WHAT THE TASK REQUIRES
Set out each line from the following listing that includes the word "next".

PROVIDED DATA
=-=-=
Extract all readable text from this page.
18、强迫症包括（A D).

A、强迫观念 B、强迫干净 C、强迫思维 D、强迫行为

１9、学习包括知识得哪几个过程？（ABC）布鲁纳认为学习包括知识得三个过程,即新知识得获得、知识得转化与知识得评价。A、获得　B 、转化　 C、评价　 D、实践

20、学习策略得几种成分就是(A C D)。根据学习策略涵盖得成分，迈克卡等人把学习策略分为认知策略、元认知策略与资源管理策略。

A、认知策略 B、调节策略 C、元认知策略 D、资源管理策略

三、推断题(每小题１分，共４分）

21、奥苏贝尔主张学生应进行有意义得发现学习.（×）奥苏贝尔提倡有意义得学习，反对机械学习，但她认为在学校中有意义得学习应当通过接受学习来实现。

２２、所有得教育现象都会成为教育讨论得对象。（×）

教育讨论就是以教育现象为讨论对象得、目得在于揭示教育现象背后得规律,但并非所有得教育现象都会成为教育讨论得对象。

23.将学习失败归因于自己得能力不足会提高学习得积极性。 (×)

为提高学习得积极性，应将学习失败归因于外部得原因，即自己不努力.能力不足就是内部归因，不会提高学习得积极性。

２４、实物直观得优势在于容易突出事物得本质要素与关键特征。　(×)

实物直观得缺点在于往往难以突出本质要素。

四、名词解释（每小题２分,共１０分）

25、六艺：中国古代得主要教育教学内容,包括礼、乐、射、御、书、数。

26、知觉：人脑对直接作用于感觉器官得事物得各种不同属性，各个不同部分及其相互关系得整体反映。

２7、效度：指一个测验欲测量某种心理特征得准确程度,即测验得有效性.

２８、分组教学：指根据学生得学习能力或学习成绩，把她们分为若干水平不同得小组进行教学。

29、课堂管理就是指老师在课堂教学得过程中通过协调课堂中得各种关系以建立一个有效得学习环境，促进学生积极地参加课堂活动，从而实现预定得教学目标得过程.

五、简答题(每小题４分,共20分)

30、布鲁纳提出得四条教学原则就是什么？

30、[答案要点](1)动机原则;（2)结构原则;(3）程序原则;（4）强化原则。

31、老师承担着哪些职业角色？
=-=-=
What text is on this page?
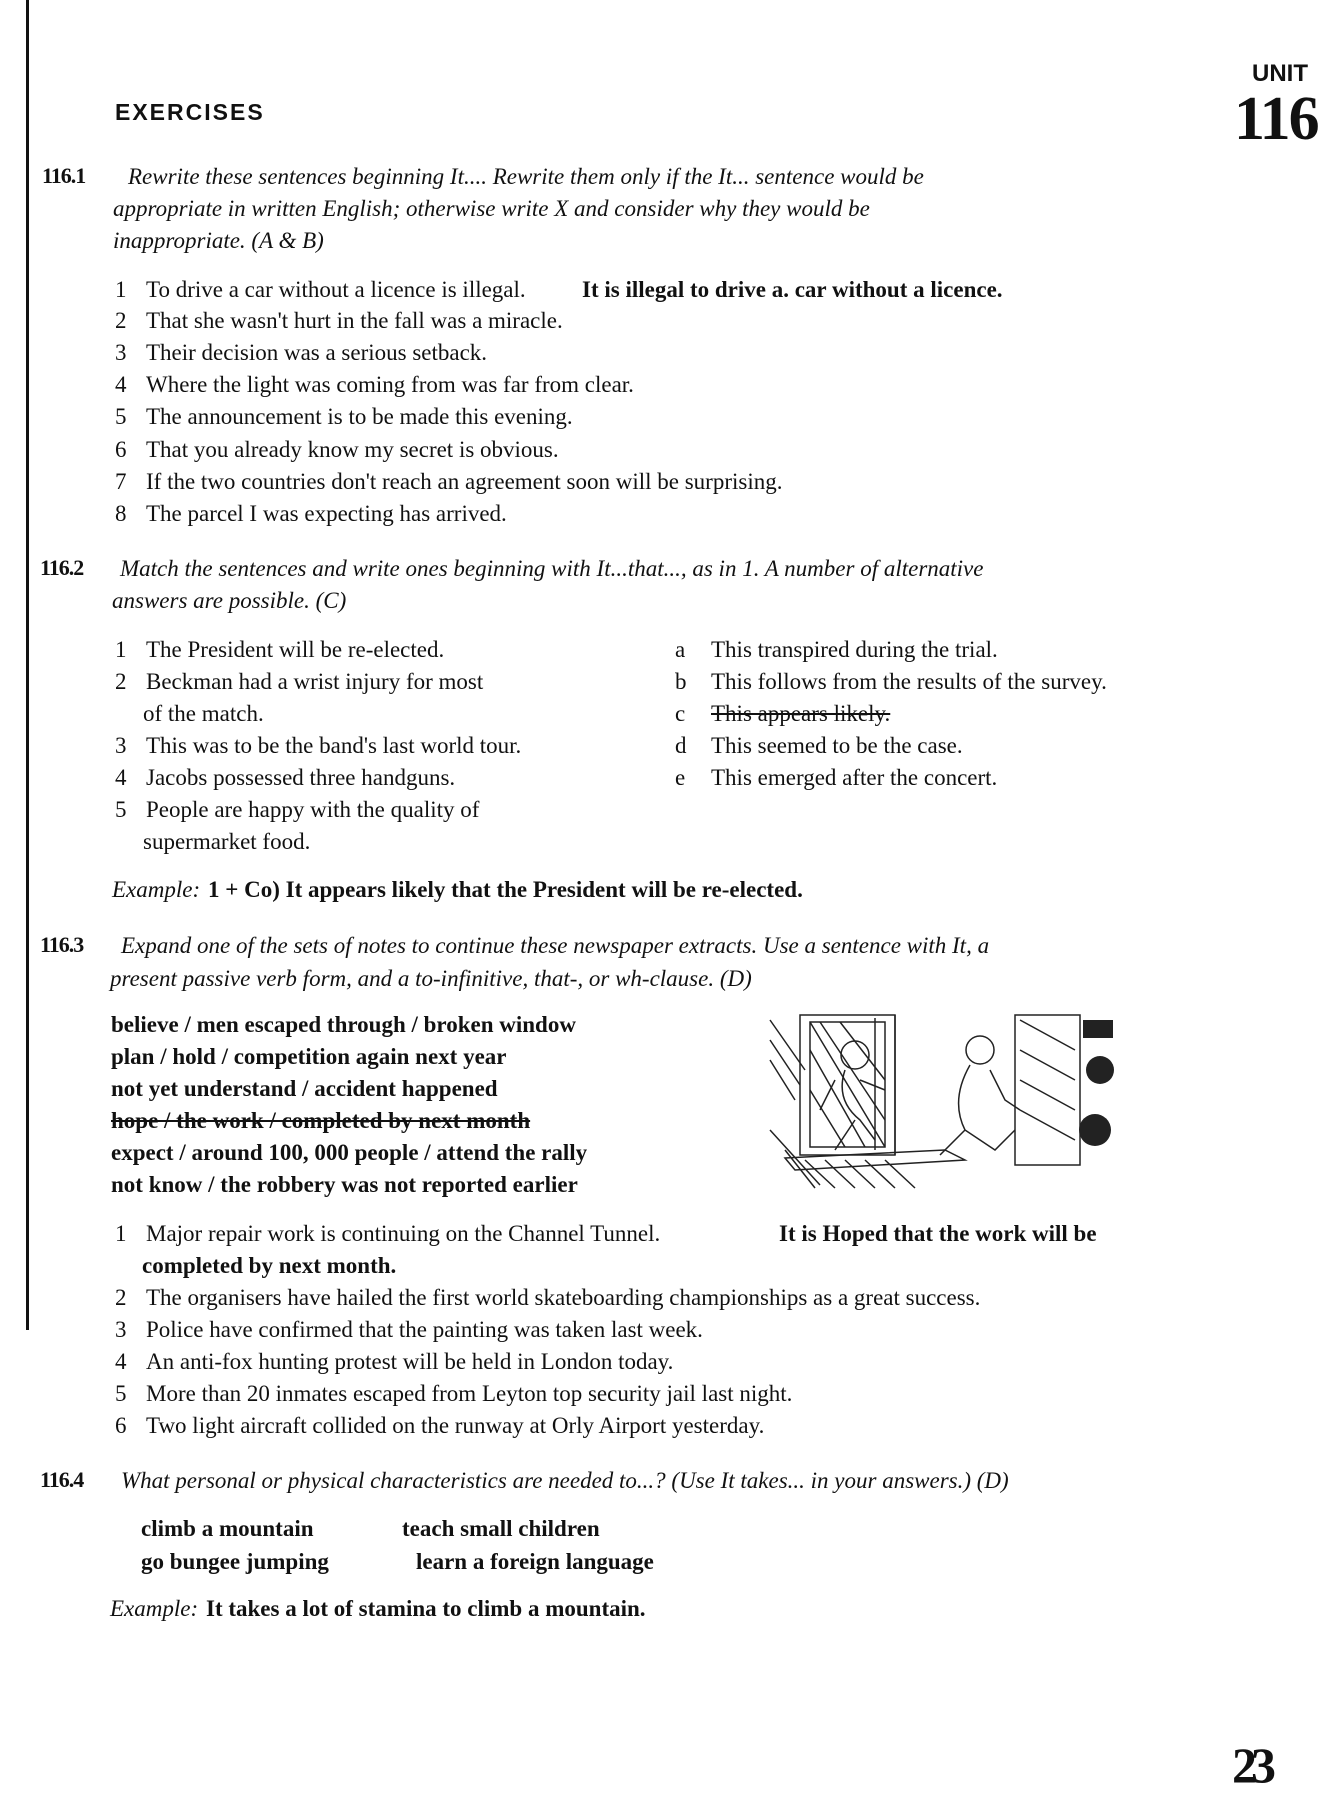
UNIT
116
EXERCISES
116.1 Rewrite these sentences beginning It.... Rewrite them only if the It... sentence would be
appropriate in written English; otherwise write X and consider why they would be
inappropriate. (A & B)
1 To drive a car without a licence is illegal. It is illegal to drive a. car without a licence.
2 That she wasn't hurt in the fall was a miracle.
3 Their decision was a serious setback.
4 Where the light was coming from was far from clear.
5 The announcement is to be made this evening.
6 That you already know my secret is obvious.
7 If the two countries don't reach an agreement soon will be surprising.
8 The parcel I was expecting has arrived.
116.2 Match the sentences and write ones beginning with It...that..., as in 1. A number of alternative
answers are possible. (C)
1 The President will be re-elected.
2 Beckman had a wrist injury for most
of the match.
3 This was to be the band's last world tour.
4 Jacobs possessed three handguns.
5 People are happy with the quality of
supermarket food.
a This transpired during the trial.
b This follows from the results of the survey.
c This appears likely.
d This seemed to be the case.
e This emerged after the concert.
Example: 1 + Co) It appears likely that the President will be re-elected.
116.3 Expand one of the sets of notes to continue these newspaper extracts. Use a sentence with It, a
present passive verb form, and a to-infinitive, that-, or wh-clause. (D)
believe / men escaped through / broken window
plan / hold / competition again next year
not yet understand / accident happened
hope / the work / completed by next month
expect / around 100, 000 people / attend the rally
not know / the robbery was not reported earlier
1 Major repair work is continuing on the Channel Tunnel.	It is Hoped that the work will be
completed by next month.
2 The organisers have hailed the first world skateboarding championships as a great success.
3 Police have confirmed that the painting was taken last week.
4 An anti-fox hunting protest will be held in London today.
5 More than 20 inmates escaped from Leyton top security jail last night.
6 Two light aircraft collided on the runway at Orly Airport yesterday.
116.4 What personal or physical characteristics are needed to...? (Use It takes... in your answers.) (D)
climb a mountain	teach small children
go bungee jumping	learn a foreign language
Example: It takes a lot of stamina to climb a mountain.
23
=-=-=
SOLUTION
plan / hold / competition again next year
hope / the work / completed by next month
completed by next month.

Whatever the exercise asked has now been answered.